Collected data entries
↓↓↓

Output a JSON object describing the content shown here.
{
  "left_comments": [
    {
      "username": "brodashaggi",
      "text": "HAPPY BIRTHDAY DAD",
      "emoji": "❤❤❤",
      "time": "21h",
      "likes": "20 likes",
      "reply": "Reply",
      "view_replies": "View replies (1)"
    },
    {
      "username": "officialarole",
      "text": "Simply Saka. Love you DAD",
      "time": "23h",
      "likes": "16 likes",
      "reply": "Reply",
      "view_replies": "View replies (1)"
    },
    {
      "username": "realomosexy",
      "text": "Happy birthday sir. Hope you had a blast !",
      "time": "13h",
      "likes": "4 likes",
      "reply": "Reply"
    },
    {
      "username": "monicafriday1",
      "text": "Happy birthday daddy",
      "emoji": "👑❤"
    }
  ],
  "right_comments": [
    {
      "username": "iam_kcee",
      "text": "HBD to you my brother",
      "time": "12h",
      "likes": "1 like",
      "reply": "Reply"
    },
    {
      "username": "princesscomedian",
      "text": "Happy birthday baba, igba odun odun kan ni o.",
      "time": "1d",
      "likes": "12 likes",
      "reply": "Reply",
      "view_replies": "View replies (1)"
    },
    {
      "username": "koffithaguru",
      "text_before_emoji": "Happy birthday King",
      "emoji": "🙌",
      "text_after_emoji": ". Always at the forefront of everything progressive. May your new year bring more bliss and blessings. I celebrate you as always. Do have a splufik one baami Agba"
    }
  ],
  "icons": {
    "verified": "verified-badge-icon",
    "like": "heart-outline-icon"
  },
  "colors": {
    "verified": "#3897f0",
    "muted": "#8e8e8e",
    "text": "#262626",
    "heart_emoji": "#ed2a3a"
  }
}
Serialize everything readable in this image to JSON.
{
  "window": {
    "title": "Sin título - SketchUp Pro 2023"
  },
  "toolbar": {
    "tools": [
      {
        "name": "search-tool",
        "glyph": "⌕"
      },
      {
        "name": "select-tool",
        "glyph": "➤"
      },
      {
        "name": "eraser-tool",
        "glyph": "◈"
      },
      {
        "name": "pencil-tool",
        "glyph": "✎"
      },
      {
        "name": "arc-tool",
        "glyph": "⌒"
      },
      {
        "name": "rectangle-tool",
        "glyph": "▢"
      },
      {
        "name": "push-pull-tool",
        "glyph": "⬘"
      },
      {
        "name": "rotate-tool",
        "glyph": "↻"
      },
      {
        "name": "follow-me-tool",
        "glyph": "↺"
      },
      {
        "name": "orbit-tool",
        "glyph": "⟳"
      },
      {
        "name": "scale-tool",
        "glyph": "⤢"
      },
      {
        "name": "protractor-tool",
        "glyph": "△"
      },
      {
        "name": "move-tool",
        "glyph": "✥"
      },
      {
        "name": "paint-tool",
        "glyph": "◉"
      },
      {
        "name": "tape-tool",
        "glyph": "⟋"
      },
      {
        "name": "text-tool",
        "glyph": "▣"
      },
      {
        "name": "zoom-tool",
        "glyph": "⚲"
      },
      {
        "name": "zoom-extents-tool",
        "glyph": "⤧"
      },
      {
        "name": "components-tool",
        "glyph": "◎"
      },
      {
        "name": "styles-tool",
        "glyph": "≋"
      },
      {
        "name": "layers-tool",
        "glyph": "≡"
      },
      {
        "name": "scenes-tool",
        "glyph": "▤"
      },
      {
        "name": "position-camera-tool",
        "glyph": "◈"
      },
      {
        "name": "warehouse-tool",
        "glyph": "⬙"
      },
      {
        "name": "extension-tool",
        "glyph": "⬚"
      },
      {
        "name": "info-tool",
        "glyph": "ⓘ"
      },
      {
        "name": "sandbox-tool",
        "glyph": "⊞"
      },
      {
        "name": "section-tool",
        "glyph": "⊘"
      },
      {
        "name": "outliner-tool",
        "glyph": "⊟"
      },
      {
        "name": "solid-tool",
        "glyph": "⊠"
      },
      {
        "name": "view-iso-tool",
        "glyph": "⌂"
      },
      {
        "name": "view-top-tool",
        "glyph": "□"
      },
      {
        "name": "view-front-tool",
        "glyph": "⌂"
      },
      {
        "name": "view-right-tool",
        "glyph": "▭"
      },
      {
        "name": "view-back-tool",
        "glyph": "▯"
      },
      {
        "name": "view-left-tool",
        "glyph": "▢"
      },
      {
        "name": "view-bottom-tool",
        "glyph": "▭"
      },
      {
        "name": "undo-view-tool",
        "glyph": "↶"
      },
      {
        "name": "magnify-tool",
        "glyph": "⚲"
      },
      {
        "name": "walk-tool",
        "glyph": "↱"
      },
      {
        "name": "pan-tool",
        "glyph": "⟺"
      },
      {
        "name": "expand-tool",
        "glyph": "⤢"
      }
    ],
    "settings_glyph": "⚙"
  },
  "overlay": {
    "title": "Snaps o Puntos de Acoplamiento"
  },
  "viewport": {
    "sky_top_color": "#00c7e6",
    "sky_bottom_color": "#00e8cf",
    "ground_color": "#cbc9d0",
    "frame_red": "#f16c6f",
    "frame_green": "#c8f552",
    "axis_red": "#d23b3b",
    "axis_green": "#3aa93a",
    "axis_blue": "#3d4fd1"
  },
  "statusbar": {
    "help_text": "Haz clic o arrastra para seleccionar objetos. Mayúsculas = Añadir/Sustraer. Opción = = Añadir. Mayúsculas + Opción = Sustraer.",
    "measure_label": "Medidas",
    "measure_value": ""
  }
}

↑↑↑

● Written exercise
Write out every record shown above, word for word.

● Reply to the task
Output a JSON object describing the content shown here.
{
  "left_comments": [
    {
      "username": "brodashaggi",
      "text": "HAPPY BIRTHDAY DAD",
      "emoji": "❤❤❤",
      "time": "21h",
      "likes": "20 likes",
      "reply": "Reply",
      "view_replies": "View replies (1)"
    },
    {
      "username": "officialarole",
      "text": "Simply Saka. Love you DAD",
      "time": "23h",
      "likes": "16 likes",
      "reply": "Reply",
      "view_replies": "View replies (1)"
    },
    {
      "username": "realomosexy",
      "text": "Happy birthday sir. Hope you had a blast !",
      "time": "13h",
      "likes": "4 likes",
      "reply": "Reply"
    },
    {
      "username": "monicafriday1",
      "text": "Happy birthday daddy",
      "emoji": "👑❤"
    }
  ],
  "right_comments": [
    {
      "username": "iam_kcee",
      "text": "HBD to you my brother",
      "time": "12h",
      "likes": "1 like",
      "reply": "Reply"
    },
    {
      "username": "princesscomedian",
      "text": "Happy birthday baba, igba odun odun kan ni o.",
      "time": "1d",
      "likes": "12 likes",
      "reply": "Reply",
      "view_replies": "View replies (1)"
    },
    {
      "username": "koffithaguru",
      "text_before_emoji": "Happy birthday King",
      "emoji": "🙌",
      "text_after_emoji": ". Always at the forefront of everything progressive. May your new year bring more bliss and blessings. I celebrate you as always. Do have a splufik one baami Agba"
    }
  ],
  "icons": {
    "verified": "verified-badge-icon",
    "like": "heart-outline-icon"
  },
  "colors": {
    "verified": "#3897f0",
    "muted": "#8e8e8e",
    "text": "#262626",
    "heart_emoji": "#ed2a3a"
  }
}
Serialize everything readable in this image to JSON.
{
  "window": {
    "title": "Sin título - SketchUp Pro 2023"
  },
  "toolbar": {
    "tools": [
      {
        "name": "search-tool",
        "glyph": "⌕"
      },
      {
        "name": "select-tool",
        "glyph": "➤"
      },
      {
        "name": "eraser-tool",
        "glyph": "◈"
      },
      {
        "name": "pencil-tool",
        "glyph": "✎"
      },
      {
        "name": "arc-tool",
        "glyph": "⌒"
      },
      {
        "name": "rectangle-tool",
        "glyph": "▢"
      },
      {
        "name": "push-pull-tool",
        "glyph": "⬘"
      },
      {
        "name": "rotate-tool",
        "glyph": "↻"
      },
      {
        "name": "follow-me-tool",
        "glyph": "↺"
      },
      {
        "name": "orbit-tool",
        "glyph": "⟳"
      },
      {
        "name": "scale-tool",
        "glyph": "⤢"
      },
      {
        "name": "protractor-tool",
        "glyph": "△"
      },
      {
        "name": "move-tool",
        "glyph": "✥"
      },
      {
        "name": "paint-tool",
        "glyph": "◉"
      },
      {
        "name": "tape-tool",
        "glyph": "⟋"
      },
      {
        "name": "text-tool",
        "glyph": "▣"
      },
      {
        "name": "zoom-tool",
        "glyph": "⚲"
      },
      {
        "name": "zoom-extents-tool",
        "glyph": "⤧"
      },
      {
        "name": "components-tool",
        "glyph": "◎"
      },
      {
        "name": "styles-tool",
        "glyph": "≋"
      },
      {
        "name": "layers-tool",
        "glyph": "≡"
      },
      {
        "name": "scenes-tool",
        "glyph": "▤"
      },
      {
        "name": "position-camera-tool",
        "glyph": "◈"
      },
      {
        "name": "warehouse-tool",
        "glyph": "⬙"
      },
      {
        "name": "extension-tool",
        "glyph": "⬚"
      },
      {
        "name": "info-tool",
        "glyph": "ⓘ"
      },
      {
        "name": "sandbox-tool",
        "glyph": "⊞"
      },
      {
        "name": "section-tool",
        "glyph": "⊘"
      },
      {
        "name": "outliner-tool",
        "glyph": "⊟"
      },
      {
        "name": "solid-tool",
        "glyph": "⊠"
      },
      {
        "name": "view-iso-tool",
        "glyph": "⌂"
      },
      {
        "name": "view-top-tool",
        "glyph": "□"
      },
      {
        "name": "view-front-tool",
        "glyph": "⌂"
      },
      {
        "name": "view-right-tool",
        "glyph": "▭"
      },
      {
        "name": "view-back-tool",
        "glyph": "▯"
      },
      {
        "name": "view-left-tool",
        "glyph": "▢"
      },
      {
        "name": "view-bottom-tool",
        "glyph": "▭"
      },
      {
        "name": "undo-view-tool",
        "glyph": "↶"
      },
      {
        "name": "magnify-tool",
        "glyph": "⚲"
      },
      {
        "name": "walk-tool",
        "glyph": "↱"
      },
      {
        "name": "pan-tool",
        "glyph": "⟺"
      },
      {
        "name": "expand-tool",
        "glyph": "⤢"
      }
    ],
    "settings_glyph": "⚙"
  },
  "overlay": {
    "title": "Snaps o Puntos de Acoplamiento"
  },
  "viewport": {
    "sky_top_color": "#00c7e6",
    "sky_bottom_color": "#00e8cf",
    "ground_color": "#cbc9d0",
    "frame_red": "#f16c6f",
    "frame_green": "#c8f552",
    "axis_red": "#d23b3b",
    "axis_green": "#3aa93a",
    "axis_blue": "#3d4fd1"
  },
  "statusbar": {
    "help_text": "Haz clic o arrastra para seleccionar objetos. Mayúsculas = Añadir/Sustraer. Opción = = Añadir. Mayúsculas + Opción = Sustraer.",
    "measure_label": "Medidas",
    "measure_value": ""
  }
}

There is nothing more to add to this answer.